Repayment of this loan may be delayed several years or not occur at all until after a subsequent sale of the property.
Pre-Foreclosure or Short Sale
In a short sale, the lender may accept less than the full amount owed if the sale price of the property does not cover the amount owed.
Most often this will require the services of a professional appraiser and a professional broker/agent or auctioneer.
There must be clear evidence that the property at sale will not yield enough to cover the amount owed. Often this is done in areas where market conditions have changed dramatically (e.g., a plant closing). Usually it would require a solid contract after exposure to the open market that clearly indicates that the property will bring no higher value regardless of any action by any party.
The lender will normally agree to a specific amount of time to sell the property for the full amount owed or more. Most lenders would require a professional broker/agent or auctioneer to conduct the sale. Normally, this would require an appraisal prior to, or in conjunction with, the listing. It may also include Forbearance as part of the sale timeline.
The lender may agree to having a qualified new borrower assume the existing loan, regardless of whether the original loan allowed for this provision or not. The terms may require the new borrower to bring the existing loan current and most often will require a professional appraiser.
The lender may agree to the voluntary “give back” of the property and forgive the debt. Normally, this would require an aggressive attempt to sell the property for a specified time and will usually require the services of a professional appraiser.
This option is not available if there are:
- Other lien holders
- Judgments by other creditors
- Other second mortgages
- Tax liens
United States foreclosure laws.
Select a state from the map or the list below for complete state foreclosure information. Each state foreclosure page includes a summary of your state foreclosure law as well as links to other foreclosure law resources.

| Given task |
Copy out the passage of the foreclosure alternatives text starting at "There must be" and ending at "the sale timeline.".

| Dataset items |

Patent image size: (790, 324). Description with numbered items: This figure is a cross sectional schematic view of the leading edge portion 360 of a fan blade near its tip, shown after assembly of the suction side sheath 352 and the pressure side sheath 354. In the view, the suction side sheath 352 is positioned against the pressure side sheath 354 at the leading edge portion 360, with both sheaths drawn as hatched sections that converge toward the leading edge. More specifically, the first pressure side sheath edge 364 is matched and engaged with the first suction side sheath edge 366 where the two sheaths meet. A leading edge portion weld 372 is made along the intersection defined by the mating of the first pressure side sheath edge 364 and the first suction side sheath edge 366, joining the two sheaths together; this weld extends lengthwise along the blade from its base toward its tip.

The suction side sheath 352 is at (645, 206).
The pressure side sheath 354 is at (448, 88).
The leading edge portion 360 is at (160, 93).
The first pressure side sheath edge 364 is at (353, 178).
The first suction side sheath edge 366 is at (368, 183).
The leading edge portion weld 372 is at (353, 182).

| The result |
There must be clear evidence that the property at sale will not yield enough to cover the amount owed. Often this is done in areas where market conditions have changed dramatically (e.g., a plant closing). Usually it would require a solid contract after exposure to the open market that clearly indicates that the property will bring no higher value regardless of any action by any party.
The lender will normally agree to a specific amount of time to sell the property for the full amount owed or more. Most lenders would require a professional broker/agent or auctioneer to conduct the sale. Normally, this would require an appraisal prior to, or in conjunction with, the listing. It may also include Forbearance as part of the sale timeline.